-- START OF MATERIAL --

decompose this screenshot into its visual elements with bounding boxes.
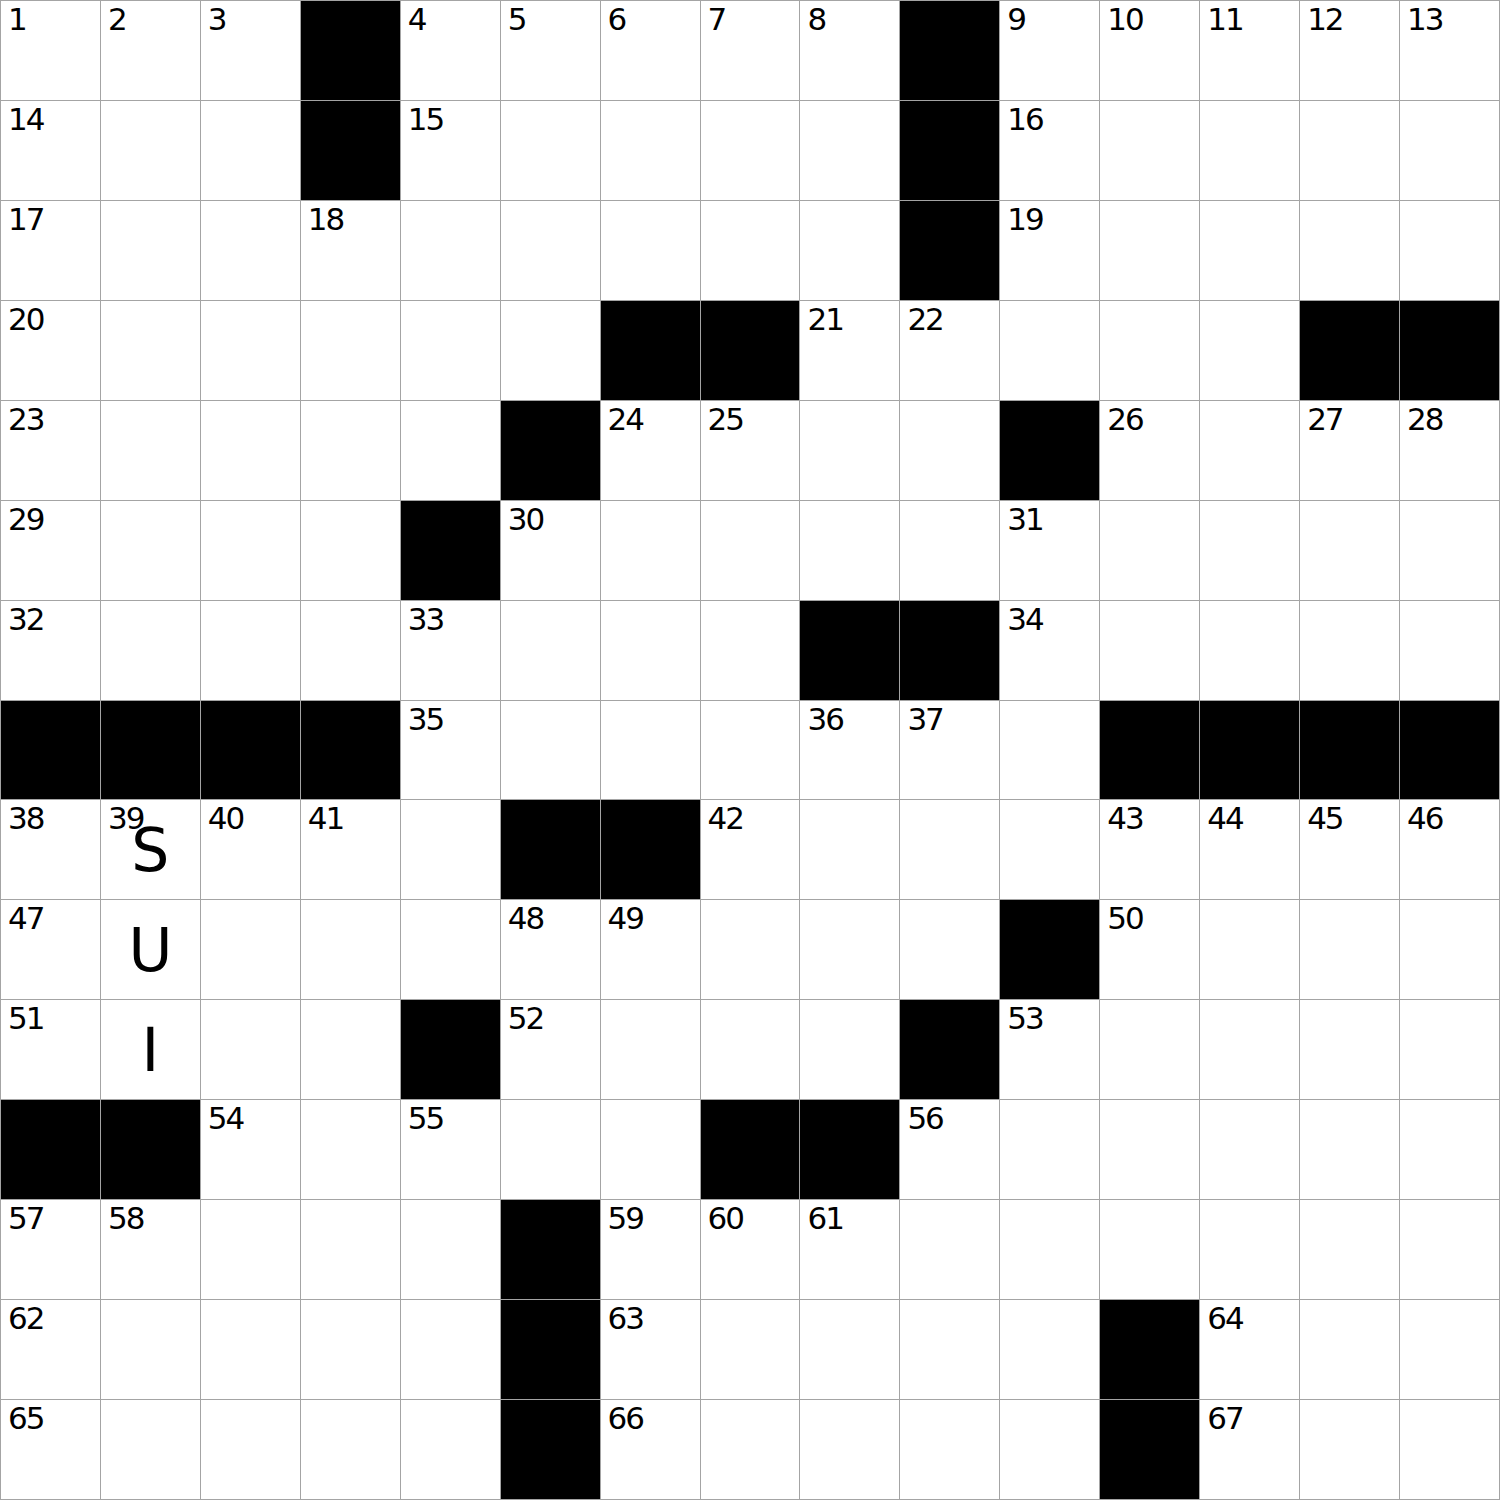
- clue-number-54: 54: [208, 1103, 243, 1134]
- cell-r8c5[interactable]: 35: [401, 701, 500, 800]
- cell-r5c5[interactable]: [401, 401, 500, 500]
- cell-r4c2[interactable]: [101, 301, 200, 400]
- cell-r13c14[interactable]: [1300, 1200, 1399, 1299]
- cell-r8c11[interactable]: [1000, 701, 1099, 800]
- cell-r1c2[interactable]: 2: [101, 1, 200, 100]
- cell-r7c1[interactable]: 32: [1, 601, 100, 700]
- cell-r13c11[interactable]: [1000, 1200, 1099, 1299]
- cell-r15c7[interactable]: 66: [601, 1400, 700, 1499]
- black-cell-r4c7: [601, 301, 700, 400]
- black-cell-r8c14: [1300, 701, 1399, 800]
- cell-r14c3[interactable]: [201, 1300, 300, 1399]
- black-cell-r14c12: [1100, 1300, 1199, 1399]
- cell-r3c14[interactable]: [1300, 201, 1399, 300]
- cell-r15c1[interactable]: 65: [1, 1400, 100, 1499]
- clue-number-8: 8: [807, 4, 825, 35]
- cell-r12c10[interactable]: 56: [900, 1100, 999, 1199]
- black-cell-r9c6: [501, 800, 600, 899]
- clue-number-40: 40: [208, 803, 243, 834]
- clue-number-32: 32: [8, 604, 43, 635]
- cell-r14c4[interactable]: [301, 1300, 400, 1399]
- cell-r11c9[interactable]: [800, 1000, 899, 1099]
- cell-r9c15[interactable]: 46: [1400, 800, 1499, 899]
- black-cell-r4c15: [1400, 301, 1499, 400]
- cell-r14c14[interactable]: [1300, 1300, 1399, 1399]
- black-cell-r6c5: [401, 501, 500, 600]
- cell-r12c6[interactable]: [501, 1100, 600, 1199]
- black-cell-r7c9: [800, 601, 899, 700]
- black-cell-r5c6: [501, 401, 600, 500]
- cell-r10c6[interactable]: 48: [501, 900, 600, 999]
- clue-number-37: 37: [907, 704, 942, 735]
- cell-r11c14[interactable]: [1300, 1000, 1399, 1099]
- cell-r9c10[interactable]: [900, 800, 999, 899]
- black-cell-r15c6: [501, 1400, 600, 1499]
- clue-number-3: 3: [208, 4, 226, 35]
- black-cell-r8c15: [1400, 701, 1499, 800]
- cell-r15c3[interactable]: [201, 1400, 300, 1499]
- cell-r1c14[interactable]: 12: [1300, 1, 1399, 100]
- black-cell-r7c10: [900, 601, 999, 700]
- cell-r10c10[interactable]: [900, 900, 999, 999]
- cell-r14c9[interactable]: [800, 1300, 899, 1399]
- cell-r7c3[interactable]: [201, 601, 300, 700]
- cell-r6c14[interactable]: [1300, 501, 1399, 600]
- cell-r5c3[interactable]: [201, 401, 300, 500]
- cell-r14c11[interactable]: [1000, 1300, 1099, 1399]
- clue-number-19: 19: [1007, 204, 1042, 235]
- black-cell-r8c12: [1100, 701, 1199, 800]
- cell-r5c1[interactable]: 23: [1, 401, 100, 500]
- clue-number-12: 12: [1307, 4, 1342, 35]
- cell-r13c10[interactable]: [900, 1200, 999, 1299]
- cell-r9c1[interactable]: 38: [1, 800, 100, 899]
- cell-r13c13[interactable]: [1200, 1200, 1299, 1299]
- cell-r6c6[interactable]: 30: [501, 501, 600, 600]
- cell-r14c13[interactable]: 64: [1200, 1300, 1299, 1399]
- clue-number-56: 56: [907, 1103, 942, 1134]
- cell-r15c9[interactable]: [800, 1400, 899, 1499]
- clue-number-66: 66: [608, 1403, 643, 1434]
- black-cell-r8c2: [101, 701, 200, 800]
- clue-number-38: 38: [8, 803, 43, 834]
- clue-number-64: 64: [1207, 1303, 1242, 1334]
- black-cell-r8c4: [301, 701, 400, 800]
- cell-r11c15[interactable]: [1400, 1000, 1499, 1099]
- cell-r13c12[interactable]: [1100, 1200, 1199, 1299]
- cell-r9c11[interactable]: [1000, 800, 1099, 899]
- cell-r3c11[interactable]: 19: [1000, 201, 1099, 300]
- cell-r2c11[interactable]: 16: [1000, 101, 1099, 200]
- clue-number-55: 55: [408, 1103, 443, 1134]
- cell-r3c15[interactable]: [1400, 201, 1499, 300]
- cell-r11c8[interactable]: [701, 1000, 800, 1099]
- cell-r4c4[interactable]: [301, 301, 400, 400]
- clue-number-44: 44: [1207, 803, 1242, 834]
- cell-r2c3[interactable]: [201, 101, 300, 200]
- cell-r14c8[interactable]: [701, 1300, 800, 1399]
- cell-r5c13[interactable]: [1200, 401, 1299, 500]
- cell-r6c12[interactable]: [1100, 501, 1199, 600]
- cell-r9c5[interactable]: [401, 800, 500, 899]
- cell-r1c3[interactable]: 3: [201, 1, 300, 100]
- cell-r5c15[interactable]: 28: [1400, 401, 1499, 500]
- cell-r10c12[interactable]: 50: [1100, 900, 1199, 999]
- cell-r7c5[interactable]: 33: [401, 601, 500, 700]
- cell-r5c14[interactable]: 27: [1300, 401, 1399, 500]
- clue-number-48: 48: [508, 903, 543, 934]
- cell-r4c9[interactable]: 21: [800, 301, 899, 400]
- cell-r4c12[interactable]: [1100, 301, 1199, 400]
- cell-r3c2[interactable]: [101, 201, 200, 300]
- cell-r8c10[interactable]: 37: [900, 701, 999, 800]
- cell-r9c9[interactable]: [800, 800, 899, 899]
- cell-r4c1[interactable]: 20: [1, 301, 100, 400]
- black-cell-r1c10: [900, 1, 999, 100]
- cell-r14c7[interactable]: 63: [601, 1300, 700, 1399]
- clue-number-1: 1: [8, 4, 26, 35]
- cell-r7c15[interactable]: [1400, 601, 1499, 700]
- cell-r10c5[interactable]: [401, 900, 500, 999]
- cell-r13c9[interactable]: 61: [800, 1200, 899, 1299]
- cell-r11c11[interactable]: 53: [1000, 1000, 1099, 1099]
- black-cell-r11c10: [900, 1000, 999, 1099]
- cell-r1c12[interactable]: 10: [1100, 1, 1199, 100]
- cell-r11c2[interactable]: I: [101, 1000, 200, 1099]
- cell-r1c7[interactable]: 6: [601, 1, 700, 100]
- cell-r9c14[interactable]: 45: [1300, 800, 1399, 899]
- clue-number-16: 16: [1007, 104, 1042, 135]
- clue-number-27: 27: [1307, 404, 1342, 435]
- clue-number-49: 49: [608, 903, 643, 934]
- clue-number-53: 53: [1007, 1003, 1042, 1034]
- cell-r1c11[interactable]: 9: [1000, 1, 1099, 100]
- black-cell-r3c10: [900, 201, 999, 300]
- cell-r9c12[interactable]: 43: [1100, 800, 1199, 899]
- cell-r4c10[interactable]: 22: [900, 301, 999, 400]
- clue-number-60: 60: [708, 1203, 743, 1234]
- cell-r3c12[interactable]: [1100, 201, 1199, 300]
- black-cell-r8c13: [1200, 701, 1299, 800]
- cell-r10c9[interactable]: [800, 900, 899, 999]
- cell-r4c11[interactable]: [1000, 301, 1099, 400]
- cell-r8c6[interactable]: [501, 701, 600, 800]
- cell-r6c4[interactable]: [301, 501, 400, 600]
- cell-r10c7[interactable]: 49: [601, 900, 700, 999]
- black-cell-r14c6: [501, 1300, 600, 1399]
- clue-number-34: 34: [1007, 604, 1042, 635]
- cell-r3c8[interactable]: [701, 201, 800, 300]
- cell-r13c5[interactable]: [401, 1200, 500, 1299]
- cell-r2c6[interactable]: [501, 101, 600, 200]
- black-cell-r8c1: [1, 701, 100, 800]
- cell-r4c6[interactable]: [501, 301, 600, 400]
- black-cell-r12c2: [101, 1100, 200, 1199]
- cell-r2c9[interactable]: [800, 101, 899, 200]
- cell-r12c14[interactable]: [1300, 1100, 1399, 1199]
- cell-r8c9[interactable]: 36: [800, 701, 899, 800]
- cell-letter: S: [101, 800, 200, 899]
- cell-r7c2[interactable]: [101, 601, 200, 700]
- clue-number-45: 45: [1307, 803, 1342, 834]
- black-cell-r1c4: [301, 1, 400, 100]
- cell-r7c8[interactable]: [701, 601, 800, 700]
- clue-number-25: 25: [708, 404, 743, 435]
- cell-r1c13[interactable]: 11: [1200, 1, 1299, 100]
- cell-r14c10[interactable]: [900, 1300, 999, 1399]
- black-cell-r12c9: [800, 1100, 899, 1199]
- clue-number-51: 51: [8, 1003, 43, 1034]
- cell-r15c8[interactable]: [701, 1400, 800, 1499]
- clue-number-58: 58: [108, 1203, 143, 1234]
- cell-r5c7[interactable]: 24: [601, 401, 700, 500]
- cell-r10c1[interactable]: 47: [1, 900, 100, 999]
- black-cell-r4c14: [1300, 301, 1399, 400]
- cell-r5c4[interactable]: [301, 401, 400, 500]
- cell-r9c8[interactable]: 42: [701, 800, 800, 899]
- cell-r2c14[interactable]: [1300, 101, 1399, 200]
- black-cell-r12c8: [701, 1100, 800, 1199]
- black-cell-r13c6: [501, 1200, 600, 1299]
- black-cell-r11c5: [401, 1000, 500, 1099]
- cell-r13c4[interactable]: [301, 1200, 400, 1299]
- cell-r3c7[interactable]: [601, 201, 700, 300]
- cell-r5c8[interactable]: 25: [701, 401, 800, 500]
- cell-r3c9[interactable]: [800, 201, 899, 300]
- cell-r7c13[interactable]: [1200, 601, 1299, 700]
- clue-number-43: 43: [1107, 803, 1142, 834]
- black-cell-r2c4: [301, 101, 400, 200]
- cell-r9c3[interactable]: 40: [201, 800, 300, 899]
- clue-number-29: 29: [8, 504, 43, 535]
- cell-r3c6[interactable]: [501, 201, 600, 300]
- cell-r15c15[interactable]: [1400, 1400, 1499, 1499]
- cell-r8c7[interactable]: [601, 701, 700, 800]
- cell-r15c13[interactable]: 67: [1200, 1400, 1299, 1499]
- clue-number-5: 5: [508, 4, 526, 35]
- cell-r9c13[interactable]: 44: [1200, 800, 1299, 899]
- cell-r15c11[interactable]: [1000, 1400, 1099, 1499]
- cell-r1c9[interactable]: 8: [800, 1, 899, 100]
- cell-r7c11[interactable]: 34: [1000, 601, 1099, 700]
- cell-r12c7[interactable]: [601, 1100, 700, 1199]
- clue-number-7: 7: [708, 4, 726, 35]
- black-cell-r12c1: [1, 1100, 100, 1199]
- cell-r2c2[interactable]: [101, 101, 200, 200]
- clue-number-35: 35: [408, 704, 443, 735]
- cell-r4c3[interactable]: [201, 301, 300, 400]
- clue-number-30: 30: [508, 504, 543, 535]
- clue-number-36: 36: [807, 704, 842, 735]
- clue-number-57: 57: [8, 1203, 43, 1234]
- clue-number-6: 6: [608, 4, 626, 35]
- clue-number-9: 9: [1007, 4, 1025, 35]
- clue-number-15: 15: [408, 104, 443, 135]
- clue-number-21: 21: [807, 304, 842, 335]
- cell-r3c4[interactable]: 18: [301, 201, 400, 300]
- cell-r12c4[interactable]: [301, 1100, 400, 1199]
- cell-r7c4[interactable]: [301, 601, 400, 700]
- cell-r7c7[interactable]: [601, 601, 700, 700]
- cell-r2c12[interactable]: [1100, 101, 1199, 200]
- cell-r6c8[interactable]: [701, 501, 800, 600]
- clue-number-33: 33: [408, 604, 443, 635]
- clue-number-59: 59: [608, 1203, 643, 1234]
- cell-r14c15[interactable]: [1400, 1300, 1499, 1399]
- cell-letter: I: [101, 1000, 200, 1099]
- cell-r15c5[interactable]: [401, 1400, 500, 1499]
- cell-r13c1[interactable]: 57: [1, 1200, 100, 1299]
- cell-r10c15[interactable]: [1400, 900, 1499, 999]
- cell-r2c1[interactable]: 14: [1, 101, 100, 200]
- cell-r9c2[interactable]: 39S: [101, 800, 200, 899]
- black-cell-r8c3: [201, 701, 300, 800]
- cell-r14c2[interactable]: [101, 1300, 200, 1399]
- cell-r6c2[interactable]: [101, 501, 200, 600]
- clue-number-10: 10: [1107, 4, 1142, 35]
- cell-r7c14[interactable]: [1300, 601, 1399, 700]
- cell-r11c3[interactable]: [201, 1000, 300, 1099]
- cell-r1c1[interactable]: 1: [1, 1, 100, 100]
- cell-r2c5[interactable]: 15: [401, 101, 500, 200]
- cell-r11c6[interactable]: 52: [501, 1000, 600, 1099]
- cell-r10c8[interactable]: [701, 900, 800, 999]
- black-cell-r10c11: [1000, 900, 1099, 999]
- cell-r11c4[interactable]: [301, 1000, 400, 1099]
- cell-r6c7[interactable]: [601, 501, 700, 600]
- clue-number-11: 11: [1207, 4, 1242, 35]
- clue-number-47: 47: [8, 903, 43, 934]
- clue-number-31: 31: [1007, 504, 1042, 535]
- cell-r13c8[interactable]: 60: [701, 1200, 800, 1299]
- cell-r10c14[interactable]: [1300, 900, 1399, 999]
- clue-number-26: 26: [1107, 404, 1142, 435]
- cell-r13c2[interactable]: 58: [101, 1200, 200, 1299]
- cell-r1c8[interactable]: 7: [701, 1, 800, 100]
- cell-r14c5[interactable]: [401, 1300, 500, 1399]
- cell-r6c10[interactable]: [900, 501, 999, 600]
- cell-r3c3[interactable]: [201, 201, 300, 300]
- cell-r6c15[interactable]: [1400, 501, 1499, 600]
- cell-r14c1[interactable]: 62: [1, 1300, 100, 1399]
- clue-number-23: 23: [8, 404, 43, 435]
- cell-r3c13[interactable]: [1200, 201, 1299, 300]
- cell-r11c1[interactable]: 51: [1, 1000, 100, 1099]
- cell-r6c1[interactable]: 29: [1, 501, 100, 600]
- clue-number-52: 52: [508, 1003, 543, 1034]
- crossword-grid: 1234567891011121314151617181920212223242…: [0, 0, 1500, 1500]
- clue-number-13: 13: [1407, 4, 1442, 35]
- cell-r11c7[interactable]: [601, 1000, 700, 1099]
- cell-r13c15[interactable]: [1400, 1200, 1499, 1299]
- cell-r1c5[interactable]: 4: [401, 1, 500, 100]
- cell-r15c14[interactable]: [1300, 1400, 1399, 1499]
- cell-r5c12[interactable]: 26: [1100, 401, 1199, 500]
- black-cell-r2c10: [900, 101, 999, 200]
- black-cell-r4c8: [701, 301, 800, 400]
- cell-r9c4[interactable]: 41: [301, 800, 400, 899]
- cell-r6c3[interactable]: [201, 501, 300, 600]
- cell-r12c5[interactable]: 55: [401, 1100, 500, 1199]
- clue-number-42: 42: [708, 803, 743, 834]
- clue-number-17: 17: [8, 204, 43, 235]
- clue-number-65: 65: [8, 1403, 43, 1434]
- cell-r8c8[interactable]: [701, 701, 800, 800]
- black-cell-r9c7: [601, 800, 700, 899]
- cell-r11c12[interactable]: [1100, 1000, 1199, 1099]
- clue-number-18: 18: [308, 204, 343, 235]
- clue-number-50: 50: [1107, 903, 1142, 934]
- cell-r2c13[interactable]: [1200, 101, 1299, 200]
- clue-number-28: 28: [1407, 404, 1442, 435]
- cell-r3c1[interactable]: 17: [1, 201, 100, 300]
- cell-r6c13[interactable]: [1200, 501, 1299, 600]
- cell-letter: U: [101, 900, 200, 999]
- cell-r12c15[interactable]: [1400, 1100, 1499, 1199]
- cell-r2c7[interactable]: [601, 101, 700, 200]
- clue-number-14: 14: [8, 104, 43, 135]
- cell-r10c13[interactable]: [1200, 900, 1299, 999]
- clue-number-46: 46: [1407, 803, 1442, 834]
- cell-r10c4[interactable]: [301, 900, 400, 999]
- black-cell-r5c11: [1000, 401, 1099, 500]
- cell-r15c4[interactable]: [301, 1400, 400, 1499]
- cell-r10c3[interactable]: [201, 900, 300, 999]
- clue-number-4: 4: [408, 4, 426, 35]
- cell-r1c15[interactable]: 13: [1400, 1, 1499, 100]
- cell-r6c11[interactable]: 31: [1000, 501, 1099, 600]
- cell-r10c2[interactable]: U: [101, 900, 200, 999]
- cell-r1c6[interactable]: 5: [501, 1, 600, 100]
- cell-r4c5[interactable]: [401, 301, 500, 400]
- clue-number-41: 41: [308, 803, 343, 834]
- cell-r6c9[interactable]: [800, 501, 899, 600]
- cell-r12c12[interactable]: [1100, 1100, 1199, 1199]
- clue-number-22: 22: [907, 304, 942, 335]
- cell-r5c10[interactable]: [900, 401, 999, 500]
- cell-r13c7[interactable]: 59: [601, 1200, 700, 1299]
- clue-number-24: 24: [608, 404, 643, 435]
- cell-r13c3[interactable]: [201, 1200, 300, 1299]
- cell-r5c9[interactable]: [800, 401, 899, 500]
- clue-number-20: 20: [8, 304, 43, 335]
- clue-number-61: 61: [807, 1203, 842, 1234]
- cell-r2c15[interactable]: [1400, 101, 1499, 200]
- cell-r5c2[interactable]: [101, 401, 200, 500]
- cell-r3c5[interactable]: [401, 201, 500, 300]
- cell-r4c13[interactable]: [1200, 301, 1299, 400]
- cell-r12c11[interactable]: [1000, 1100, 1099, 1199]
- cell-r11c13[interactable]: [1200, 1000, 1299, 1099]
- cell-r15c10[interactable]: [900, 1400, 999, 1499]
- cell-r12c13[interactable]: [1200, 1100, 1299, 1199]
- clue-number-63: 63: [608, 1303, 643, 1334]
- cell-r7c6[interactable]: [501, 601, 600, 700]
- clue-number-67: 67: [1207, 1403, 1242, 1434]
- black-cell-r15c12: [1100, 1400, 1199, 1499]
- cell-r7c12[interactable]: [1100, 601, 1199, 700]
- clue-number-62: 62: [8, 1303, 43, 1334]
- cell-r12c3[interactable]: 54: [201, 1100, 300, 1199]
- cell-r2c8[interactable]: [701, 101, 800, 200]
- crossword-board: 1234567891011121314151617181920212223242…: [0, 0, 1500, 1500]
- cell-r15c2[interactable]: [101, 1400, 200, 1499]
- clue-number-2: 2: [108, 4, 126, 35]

-- END OF MATERIAL --

- _EXERCISE TASK_: Render the lines of the records above as a JSON list of strings, one string per line with blank lines omitted. Begin at the line that contains "- clue-number-54: 54: [208, 1103, 243, 1134]" and stop after the line that contains "- cell-r5c3[interactable]: [201, 401, 300, 500]".

- _EXERCISE OUTPUT_:
[
  "- clue-number-54: 54: [208, 1103, 243, 1134]",
  "- cell-r8c5[interactable]: 35: [401, 701, 500, 800]",
  "- cell-r5c5[interactable]: [401, 401, 500, 500]",
  "- cell-r4c2[interactable]: [101, 301, 200, 400]",
  "- cell-r13c14[interactable]: [1300, 1200, 1399, 1299]",
  "- cell-r8c11[interactable]: [1000, 701, 1099, 800]",
  "- cell-r1c2[interactable]: 2: [101, 1, 200, 100]",
  "- cell-r7c1[interactable]: 32: [1, 601, 100, 700]",
  "- cell-r13c11[interactable]: [1000, 1200, 1099, 1299]",
  "- cell-r15c7[interactable]: 66: [601, 1400, 700, 1499]",
  "- black-cell-r4c7: [601, 301, 700, 400]",
  "- black-cell-r8c14: [1300, 701, 1399, 800]",
  "- cell-r14c3[interactable]: [201, 1300, 300, 1399]",
  "- black-cell-r14c12: [1100, 1300, 1199, 1399]",
  "- cell-r3c14[interactable]: [1300, 201, 1399, 300]",
  "- cell-r15c1[interactable]: 65: [1, 1400, 100, 1499]",
  "- clue-number-8: 8: [807, 4, 825, 35]",
  "- cell-r12c10[interactable]: 56: [900, 1100, 999, 1199]",
  "- black-cell-r9c6: [501, 800, 600, 899]",
  "- clue-number-40: 40: [208, 803, 243, 834]",
  "- clue-number-32: 32: [8, 604, 43, 635]",
  "- cell-r14c4[interactable]: [301, 1300, 400, 1399]",
  "- cell-r11c9[interactable]: [800, 1000, 899, 1099]",
  "- cell-r9c15[interactable]: 46: [1400, 800, 1499, 899]",
  "- black-cell-r4c15: [1400, 301, 1499, 400]",
  "- cell-r14c14[interactable]: [1300, 1300, 1399, 1399]",
  "- black-cell-r6c5: [401, 501, 500, 600]",
  "- cell-r12c6[interactable]: [501, 1100, 600, 1199]",
  "- black-cell-r7c9: [800, 601, 899, 700]",
  "- black-cell-r5c6: [501, 401, 600, 500]",
  "- cell-r10c6[interactable]: 48: [501, 900, 600, 999]",
  "- clue-number-37: 37: [907, 704, 942, 735]",
  "- cell-r11c14[interactable]: [1300, 1000, 1399, 1099]",
  "- cell-r9c10[interactable]: [900, 800, 999, 899]",
  "- black-cell-r15c6: [501, 1400, 600, 1499]",
  "- clue-number-3: 3: [208, 4, 226, 35]",
  "- black-cell-r8c15: [1400, 701, 1499, 800]",
  "- cell-r15c3[interactable]: [201, 1400, 300, 1499]",
  "- cell-r1c14[interactable]: 12: [1300, 1, 1399, 100]",
  "- black-cell-r7c10: [900, 601, 999, 700]",
  "- cell-r10c10[interactable]: [900, 900, 999, 999]",
  "- cell-r14c9[interactable]: [800, 1300, 899, 1399]",
  "- cell-r7c3[interactable]: [201, 601, 300, 700]",
  "- cell-r6c14[interactable]: [1300, 501, 1399, 600]",
  "- cell-r5c3[interactable]: [201, 401, 300, 500]"
]